**Given information:**
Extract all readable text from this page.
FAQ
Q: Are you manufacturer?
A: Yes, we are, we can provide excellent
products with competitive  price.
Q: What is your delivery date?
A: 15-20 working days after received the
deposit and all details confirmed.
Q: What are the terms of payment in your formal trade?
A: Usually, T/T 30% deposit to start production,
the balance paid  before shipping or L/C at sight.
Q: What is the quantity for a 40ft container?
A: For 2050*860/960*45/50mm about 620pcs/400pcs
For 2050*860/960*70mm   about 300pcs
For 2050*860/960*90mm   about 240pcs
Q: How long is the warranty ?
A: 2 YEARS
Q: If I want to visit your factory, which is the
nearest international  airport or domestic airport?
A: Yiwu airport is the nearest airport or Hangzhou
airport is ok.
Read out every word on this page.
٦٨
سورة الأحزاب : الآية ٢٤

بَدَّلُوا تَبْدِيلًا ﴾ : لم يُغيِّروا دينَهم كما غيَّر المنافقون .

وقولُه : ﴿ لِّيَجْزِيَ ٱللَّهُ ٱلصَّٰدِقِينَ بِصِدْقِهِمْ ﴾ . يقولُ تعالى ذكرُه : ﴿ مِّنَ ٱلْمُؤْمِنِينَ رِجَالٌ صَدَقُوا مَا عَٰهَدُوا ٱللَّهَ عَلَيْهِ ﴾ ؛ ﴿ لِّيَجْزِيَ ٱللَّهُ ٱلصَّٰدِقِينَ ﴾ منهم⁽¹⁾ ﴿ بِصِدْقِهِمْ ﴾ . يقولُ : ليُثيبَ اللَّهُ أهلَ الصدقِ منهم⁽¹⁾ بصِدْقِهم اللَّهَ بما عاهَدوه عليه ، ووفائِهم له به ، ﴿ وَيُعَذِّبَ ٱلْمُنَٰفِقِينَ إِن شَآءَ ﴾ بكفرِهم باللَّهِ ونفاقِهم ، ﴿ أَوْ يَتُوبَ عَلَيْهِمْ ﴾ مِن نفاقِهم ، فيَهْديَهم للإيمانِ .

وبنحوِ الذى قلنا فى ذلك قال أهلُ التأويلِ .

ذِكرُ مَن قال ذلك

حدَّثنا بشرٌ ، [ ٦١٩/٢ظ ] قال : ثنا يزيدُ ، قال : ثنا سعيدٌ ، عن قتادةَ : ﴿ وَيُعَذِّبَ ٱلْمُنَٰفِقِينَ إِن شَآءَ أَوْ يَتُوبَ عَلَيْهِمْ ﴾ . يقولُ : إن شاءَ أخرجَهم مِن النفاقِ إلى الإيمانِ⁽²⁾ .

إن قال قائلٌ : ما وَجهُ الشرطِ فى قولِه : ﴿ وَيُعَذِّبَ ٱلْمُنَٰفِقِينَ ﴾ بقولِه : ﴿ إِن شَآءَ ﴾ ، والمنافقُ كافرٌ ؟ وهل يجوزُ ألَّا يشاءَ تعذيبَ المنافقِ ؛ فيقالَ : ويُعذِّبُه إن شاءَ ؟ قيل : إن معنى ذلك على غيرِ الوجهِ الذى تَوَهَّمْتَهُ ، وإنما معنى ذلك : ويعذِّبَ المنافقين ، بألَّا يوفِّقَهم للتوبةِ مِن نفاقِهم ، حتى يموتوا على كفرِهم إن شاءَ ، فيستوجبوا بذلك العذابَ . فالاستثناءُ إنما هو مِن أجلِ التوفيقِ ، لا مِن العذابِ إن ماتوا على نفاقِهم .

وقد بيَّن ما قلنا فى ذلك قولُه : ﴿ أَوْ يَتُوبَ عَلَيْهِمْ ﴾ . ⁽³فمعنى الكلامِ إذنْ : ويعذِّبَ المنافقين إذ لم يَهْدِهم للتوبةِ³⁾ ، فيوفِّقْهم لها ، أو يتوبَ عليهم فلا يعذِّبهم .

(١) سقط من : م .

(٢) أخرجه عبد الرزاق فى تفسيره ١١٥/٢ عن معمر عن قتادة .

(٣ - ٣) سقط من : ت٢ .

**Problem:** Each line must be given again exactly as written above.

**Correct answer:**
Extract all readable text from this page.
FAQ
Q: Are you manufacturer?
A: Yes, we are, we can provide excellent
products with competitive  price.
Q: What is your delivery date?
A: 15-20 working days after received the
deposit and all details confirmed.
Q: What are the terms of payment in your formal trade?
A: Usually, T/T 30% deposit to start production,
the balance paid  before shipping or L/C at sight.
Q: What is the quantity for a 40ft container?
A: For 2050*860/960*45/50mm about 620pcs/400pcs
For 2050*860/960*70mm   about 300pcs
For 2050*860/960*90mm   about 240pcs
Q: How long is the warranty ?
A: 2 YEARS
Q: If I want to visit your factory, which is the
nearest international  airport or domestic airport?
A: Yiwu airport is the nearest airport or Hangzhou
airport is ok.
Read out every word on this page.
٦٨
سورة الأحزاب : الآية ٢٤

بَدَّلُوا تَبْدِيلًا ﴾ : لم يُغيِّروا دينَهم كما غيَّر المنافقون .

وقولُه : ﴿ لِّيَجْزِيَ ٱللَّهُ ٱلصَّٰدِقِينَ بِصِدْقِهِمْ ﴾ . يقولُ تعالى ذكرُه : ﴿ مِّنَ ٱلْمُؤْمِنِينَ رِجَالٌ صَدَقُوا مَا عَٰهَدُوا ٱللَّهَ عَلَيْهِ ﴾ ؛ ﴿ لِّيَجْزِيَ ٱللَّهُ ٱلصَّٰدِقِينَ ﴾ منهم⁽¹⁾ ﴿ بِصِدْقِهِمْ ﴾ . يقولُ : ليُثيبَ اللَّهُ أهلَ الصدقِ منهم⁽¹⁾ بصِدْقِهم اللَّهَ بما عاهَدوه عليه ، ووفائِهم له به ، ﴿ وَيُعَذِّبَ ٱلْمُنَٰفِقِينَ إِن شَآءَ ﴾ بكفرِهم باللَّهِ ونفاقِهم ، ﴿ أَوْ يَتُوبَ عَلَيْهِمْ ﴾ مِن نفاقِهم ، فيَهْديَهم للإيمانِ .

وبنحوِ الذى قلنا فى ذلك قال أهلُ التأويلِ .

ذِكرُ مَن قال ذلك

حدَّثنا بشرٌ ، [ ٦١٩/٢ظ ] قال : ثنا يزيدُ ، قال : ثنا سعيدٌ ، عن قتادةَ : ﴿ وَيُعَذِّبَ ٱلْمُنَٰفِقِينَ إِن شَآءَ أَوْ يَتُوبَ عَلَيْهِمْ ﴾ . يقولُ : إن شاءَ أخرجَهم مِن النفاقِ إلى الإيمانِ⁽²⁾ .

إن قال قائلٌ : ما وَجهُ الشرطِ فى قولِه : ﴿ وَيُعَذِّبَ ٱلْمُنَٰفِقِينَ ﴾ بقولِه : ﴿ إِن شَآءَ ﴾ ، والمنافقُ كافرٌ ؟ وهل يجوزُ ألَّا يشاءَ تعذيبَ المنافقِ ؛ فيقالَ : ويُعذِّبُه إن شاءَ ؟ قيل : إن معنى ذلك على غيرِ الوجهِ الذى تَوَهَّمْتَهُ ، وإنما معنى ذلك : ويعذِّبَ المنافقين ، بألَّا يوفِّقَهم للتوبةِ مِن نفاقِهم ، حتى يموتوا على كفرِهم إن شاءَ ، فيستوجبوا بذلك العذابَ . فالاستثناءُ إنما هو مِن أجلِ التوفيقِ ، لا مِن العذابِ إن ماتوا على نفاقِهم .

وقد بيَّن ما قلنا فى ذلك قولُه : ﴿ أَوْ يَتُوبَ عَلَيْهِمْ ﴾ . ⁽³فمعنى الكلامِ إذنْ : ويعذِّبَ المنافقين إذ لم يَهْدِهم للتوبةِ³⁾ ، فيوفِّقْهم لها ، أو يتوبَ عليهم فلا يعذِّبهم .

(١) سقط من : م .

(٢) أخرجه عبد الرزاق فى تفسيره ١١٥/٢ عن معمر عن قتادة .

(٣ - ٣) سقط من : ت٢ .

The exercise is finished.